[Source data]
◆ ◆ ◆

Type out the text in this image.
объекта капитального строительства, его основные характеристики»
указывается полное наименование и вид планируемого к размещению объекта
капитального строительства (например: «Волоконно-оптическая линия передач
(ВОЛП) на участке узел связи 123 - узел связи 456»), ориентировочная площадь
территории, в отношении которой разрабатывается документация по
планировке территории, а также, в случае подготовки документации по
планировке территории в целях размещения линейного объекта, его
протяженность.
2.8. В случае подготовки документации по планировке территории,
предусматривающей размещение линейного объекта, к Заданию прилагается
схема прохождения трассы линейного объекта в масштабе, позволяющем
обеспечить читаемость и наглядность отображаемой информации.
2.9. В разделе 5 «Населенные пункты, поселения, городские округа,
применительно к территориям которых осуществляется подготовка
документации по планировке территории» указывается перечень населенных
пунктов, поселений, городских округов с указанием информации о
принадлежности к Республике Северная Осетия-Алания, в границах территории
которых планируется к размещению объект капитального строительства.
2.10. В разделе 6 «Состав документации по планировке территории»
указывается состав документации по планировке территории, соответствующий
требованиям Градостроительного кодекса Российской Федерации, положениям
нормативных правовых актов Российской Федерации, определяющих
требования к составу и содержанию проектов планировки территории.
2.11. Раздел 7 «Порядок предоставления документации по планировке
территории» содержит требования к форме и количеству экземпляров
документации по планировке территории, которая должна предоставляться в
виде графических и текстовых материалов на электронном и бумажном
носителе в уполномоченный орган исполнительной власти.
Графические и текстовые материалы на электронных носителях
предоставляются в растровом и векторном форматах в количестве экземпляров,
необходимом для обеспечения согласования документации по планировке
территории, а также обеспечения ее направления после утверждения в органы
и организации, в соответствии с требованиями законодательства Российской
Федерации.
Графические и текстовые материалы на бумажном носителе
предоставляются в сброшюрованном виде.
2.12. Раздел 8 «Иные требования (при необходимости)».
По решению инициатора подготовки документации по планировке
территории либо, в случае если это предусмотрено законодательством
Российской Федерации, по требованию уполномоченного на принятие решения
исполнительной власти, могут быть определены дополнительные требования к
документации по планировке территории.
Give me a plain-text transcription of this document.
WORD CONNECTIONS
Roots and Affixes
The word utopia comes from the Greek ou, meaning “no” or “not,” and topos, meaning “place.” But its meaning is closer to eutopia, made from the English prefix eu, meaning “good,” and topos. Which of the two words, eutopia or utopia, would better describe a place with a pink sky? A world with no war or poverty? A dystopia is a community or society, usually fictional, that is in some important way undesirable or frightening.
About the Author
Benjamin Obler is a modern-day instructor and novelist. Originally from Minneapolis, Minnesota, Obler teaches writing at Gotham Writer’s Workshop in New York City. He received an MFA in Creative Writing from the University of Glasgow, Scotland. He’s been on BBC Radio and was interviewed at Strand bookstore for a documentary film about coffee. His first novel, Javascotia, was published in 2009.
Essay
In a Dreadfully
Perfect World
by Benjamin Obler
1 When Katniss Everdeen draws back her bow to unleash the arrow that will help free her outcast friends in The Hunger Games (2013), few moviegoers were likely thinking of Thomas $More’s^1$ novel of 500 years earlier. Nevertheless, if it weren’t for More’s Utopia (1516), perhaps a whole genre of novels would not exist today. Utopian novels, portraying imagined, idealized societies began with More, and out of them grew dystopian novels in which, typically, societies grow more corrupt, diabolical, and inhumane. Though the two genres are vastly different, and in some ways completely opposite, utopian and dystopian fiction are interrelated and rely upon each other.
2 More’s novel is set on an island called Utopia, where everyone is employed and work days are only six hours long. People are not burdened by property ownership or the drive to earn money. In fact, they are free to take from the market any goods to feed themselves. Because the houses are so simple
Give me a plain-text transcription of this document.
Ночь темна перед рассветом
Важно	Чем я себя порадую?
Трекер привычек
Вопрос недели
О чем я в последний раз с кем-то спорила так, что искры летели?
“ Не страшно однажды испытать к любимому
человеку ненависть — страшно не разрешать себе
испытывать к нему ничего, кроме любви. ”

◆ ◆ ◆

▶ **Set problem**
In the records, locate each line holding the string "обеспечения" and copy it.

▶ **Output of the task**
необходимом для обеспечения согласования документации по планировке
территории, а также обеспечения ее направления после утверждения в органы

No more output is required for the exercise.